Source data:
--- start ---

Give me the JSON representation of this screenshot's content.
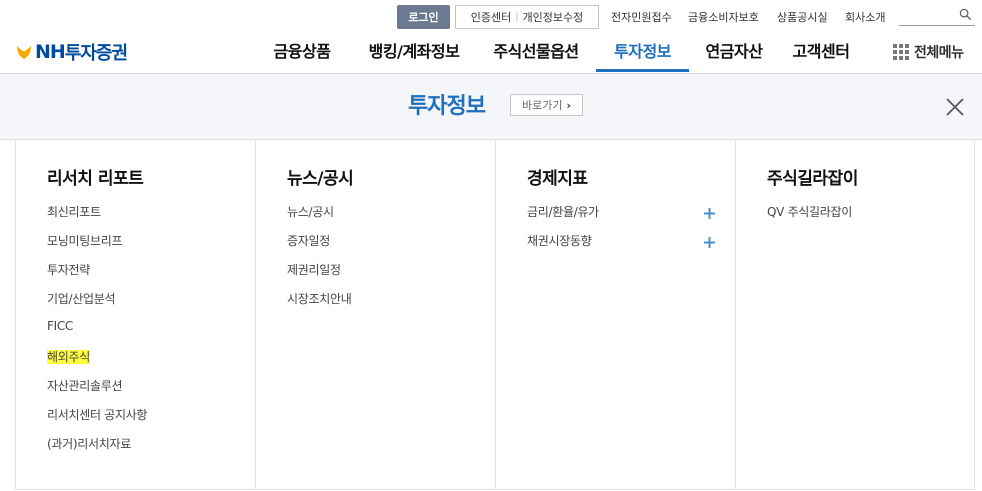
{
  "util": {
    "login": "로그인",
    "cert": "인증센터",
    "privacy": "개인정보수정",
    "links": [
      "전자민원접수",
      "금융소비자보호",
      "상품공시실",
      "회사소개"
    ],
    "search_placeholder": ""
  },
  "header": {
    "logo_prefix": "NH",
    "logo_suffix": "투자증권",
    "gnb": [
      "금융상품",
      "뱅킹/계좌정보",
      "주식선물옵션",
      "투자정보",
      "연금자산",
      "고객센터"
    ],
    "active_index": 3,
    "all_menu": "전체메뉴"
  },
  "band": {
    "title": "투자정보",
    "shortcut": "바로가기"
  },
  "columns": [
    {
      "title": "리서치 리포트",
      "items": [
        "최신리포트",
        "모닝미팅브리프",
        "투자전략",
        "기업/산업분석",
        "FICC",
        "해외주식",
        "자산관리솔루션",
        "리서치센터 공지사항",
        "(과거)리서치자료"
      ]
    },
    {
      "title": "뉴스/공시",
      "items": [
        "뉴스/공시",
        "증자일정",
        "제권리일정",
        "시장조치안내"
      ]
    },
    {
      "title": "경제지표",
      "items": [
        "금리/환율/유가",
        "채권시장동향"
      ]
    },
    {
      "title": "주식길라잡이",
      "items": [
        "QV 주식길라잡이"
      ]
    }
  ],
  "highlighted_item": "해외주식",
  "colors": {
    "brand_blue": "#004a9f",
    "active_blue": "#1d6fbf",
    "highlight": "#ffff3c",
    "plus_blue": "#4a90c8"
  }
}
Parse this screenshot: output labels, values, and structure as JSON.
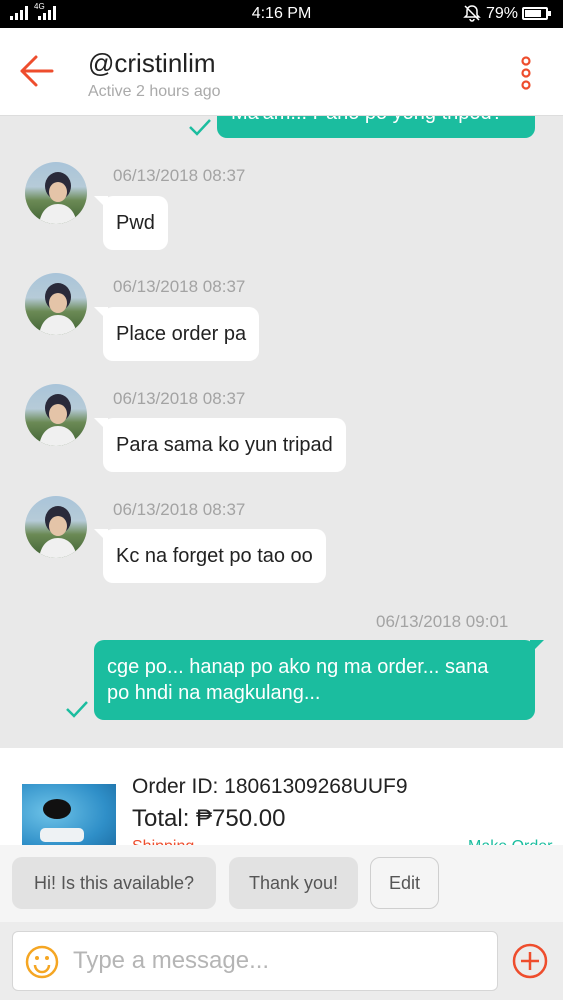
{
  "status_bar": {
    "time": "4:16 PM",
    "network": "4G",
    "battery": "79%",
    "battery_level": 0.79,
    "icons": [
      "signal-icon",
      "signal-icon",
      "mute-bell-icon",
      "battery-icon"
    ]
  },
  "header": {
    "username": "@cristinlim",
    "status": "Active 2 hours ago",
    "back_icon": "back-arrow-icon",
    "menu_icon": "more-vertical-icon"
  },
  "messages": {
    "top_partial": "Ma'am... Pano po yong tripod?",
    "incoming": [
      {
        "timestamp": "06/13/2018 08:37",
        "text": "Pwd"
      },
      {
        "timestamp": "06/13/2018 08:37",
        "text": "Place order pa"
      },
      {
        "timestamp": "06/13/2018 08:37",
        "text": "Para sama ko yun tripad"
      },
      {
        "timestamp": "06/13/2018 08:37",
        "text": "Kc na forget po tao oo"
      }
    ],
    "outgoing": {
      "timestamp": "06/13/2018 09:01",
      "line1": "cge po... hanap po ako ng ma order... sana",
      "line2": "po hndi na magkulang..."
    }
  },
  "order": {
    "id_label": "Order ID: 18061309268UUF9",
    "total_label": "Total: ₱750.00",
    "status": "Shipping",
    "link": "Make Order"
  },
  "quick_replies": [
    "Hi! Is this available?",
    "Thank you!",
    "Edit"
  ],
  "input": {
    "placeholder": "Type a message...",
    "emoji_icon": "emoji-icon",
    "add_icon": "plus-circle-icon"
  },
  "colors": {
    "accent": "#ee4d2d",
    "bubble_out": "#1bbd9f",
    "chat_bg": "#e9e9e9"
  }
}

--- end ---
--- start ---

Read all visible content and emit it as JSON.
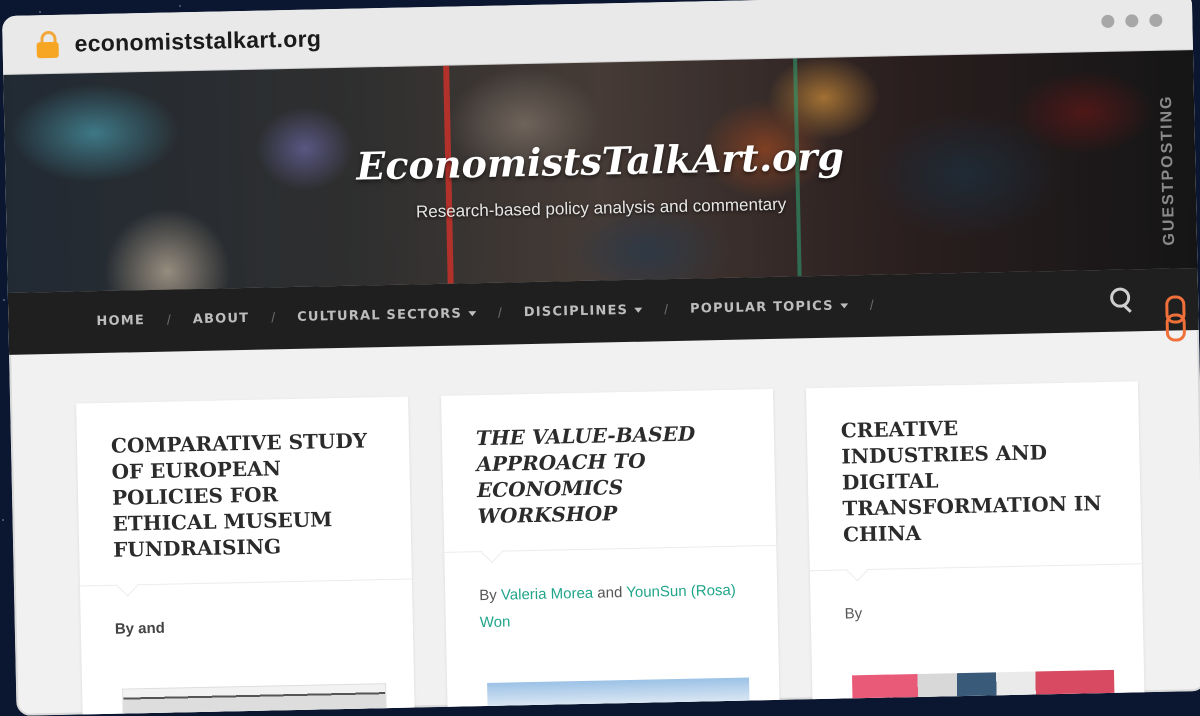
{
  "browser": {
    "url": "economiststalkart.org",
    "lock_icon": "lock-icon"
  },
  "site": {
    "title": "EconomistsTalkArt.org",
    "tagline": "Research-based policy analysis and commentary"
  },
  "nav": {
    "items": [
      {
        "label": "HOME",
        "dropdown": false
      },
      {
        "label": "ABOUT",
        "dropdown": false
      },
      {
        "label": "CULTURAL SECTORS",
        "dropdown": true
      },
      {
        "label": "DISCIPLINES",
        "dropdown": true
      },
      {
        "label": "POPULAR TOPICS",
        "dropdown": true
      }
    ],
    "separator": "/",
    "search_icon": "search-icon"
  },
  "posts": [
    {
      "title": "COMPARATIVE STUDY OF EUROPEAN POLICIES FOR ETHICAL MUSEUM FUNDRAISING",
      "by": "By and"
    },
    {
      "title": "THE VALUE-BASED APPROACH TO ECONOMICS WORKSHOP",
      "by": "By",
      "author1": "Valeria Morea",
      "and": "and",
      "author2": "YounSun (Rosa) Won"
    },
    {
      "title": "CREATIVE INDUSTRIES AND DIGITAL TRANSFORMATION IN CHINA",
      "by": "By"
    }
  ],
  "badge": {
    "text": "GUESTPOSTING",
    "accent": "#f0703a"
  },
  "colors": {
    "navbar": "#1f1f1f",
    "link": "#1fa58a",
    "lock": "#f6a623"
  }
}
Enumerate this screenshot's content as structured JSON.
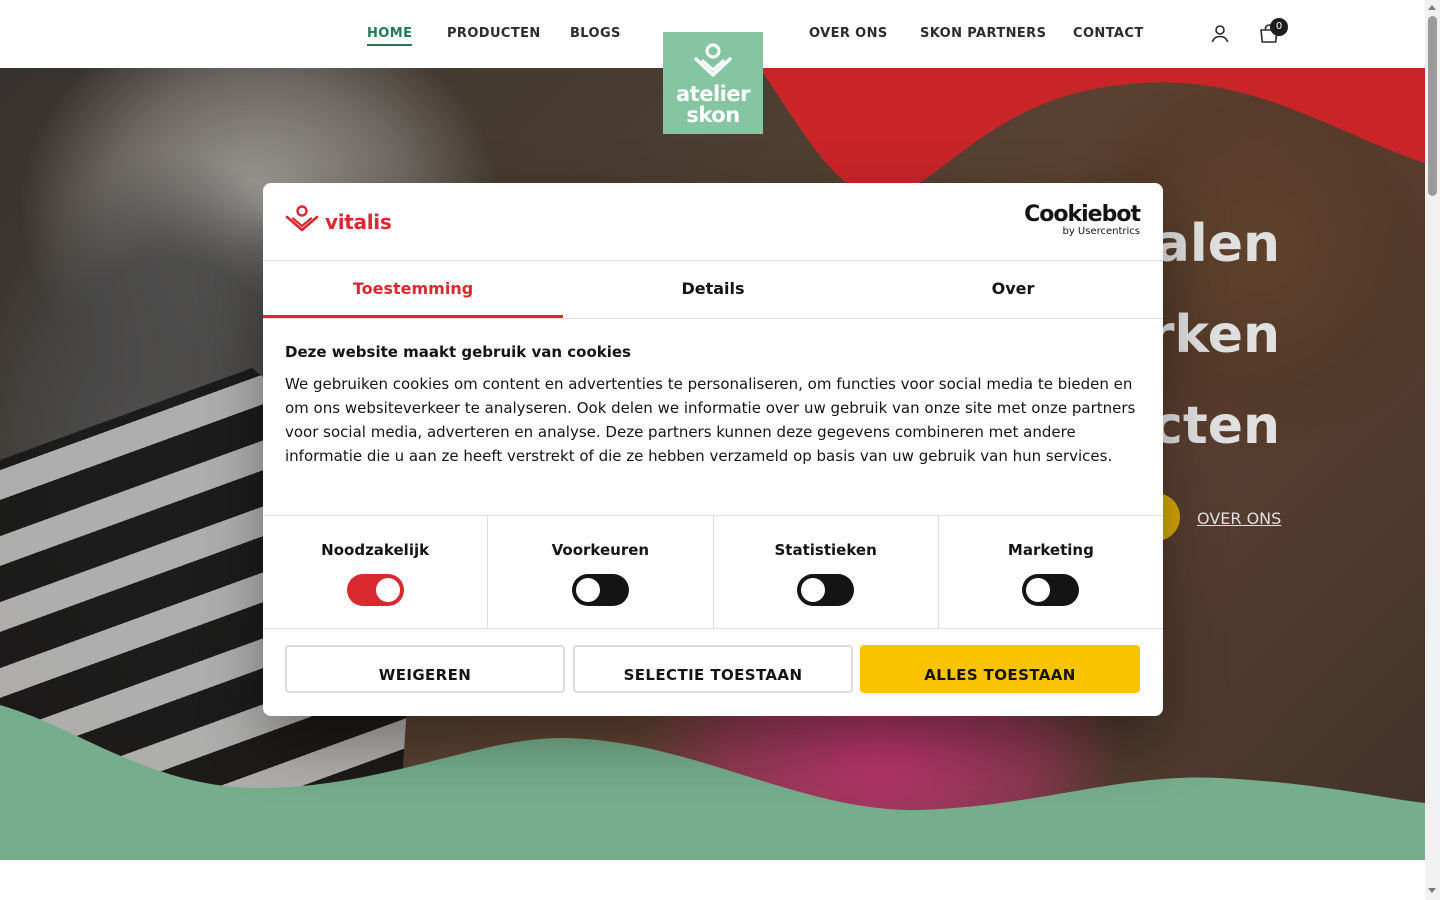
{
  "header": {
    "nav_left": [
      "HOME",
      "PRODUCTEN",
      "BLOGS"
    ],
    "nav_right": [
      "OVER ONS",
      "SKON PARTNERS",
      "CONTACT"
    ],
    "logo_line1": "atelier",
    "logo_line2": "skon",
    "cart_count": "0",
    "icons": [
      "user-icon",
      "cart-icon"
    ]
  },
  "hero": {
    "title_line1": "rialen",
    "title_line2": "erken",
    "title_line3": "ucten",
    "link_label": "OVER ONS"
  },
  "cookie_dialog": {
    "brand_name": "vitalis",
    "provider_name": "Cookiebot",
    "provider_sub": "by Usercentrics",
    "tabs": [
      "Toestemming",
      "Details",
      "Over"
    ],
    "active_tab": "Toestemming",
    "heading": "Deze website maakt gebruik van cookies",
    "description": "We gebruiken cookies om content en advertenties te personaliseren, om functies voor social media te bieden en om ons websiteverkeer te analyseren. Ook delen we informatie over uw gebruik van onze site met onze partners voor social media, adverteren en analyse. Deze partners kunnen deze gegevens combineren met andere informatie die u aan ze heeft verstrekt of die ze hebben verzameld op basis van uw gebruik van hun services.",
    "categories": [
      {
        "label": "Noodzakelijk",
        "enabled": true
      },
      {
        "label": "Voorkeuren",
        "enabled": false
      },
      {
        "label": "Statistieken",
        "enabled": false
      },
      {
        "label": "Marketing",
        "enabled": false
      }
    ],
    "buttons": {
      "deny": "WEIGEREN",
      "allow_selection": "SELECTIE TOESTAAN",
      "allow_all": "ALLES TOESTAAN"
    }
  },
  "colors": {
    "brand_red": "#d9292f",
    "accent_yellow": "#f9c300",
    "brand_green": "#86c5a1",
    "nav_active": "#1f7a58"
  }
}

--- end ---
--- start ---

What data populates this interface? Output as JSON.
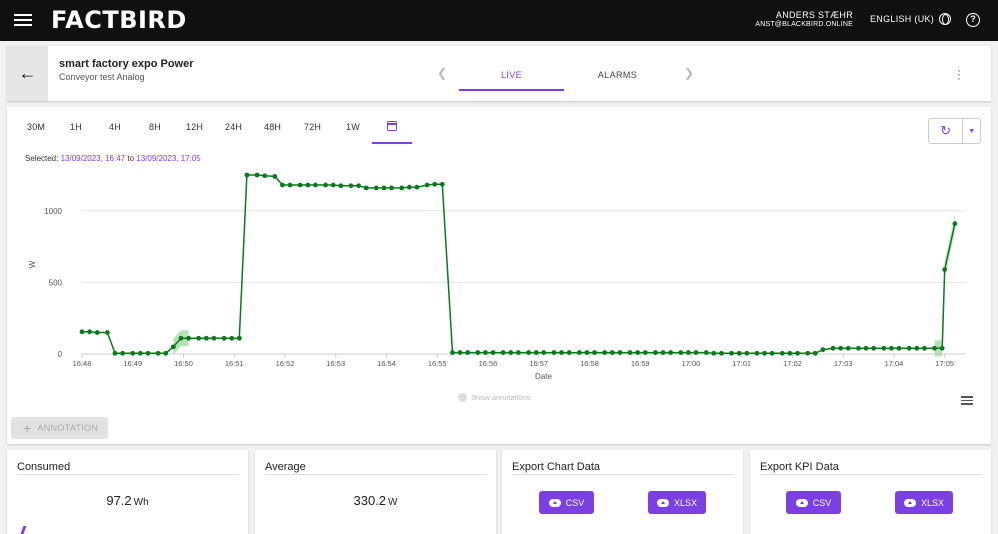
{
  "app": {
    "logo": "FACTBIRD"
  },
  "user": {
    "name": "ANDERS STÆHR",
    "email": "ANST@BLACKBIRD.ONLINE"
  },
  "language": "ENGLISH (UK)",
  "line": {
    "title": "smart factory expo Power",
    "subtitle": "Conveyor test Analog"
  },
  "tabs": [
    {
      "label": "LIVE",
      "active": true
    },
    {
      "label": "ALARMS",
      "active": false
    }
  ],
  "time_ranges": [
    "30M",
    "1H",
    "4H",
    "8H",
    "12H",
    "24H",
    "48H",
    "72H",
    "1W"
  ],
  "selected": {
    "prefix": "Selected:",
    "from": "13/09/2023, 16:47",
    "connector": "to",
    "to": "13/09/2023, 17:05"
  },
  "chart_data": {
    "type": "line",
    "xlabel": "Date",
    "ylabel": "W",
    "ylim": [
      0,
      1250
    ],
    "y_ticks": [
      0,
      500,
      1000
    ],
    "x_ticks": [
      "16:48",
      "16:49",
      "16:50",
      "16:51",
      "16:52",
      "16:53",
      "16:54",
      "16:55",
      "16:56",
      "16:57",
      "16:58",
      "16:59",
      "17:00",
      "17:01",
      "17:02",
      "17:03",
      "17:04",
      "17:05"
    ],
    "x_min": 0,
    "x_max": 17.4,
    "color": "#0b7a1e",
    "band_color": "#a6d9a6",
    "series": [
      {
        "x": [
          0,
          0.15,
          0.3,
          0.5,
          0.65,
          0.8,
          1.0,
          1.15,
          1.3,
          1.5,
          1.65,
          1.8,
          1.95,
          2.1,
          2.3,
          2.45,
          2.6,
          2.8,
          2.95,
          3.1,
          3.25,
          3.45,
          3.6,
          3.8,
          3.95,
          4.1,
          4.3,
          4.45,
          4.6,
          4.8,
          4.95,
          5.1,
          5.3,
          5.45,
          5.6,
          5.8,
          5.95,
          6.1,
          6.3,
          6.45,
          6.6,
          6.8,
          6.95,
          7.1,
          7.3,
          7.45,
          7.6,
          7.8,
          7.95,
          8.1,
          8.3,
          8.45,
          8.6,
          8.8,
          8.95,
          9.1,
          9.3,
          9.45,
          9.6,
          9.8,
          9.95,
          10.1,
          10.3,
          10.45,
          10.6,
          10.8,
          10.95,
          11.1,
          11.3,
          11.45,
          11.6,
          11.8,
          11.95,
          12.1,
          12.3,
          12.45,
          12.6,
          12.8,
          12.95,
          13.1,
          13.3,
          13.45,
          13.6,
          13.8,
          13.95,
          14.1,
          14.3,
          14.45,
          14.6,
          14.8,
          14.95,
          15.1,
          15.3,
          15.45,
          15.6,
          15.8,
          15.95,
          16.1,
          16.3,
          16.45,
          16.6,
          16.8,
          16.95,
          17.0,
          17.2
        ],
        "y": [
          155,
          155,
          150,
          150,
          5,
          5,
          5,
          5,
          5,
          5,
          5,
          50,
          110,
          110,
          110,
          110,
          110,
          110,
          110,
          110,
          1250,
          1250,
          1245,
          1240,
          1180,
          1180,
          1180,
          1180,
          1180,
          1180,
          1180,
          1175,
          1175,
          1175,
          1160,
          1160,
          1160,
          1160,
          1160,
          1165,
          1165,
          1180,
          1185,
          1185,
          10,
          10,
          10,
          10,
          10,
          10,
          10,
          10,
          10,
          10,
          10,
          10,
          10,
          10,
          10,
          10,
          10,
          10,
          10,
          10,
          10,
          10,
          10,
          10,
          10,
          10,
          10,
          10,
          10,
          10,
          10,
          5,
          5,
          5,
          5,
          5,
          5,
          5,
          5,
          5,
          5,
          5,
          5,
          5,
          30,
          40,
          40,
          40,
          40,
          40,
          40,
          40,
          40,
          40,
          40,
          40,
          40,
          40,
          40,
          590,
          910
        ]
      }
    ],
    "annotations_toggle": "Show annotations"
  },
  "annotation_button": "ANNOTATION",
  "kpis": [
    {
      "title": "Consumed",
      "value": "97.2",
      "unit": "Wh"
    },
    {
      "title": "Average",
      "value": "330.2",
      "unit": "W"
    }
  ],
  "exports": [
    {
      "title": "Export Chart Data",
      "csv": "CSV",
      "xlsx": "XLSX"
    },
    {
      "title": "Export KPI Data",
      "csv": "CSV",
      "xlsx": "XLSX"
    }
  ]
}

--- end ---

Stated exercise
In the entries above, locate every line with the word "content" and copy it.

Response
Give me the JSON representation of this screenshot's content.
Read all visible content and emit it as JSON.
Enumerate this screenshot's content as structured JSON.
    "description": "We gebruiken cookies om content en advertenties te personaliseren, om functies voor social media te bieden en om ons websiteverkeer te analyseren. Ook delen we informatie over uw gebruik van onze site met onze partners voor social media, adverteren en analyse. Deze partners kunnen deze gegevens combineren met andere informatie die u aan ze heeft verstrekt of die ze hebben verzameld op basis van uw gebruik van hun services.",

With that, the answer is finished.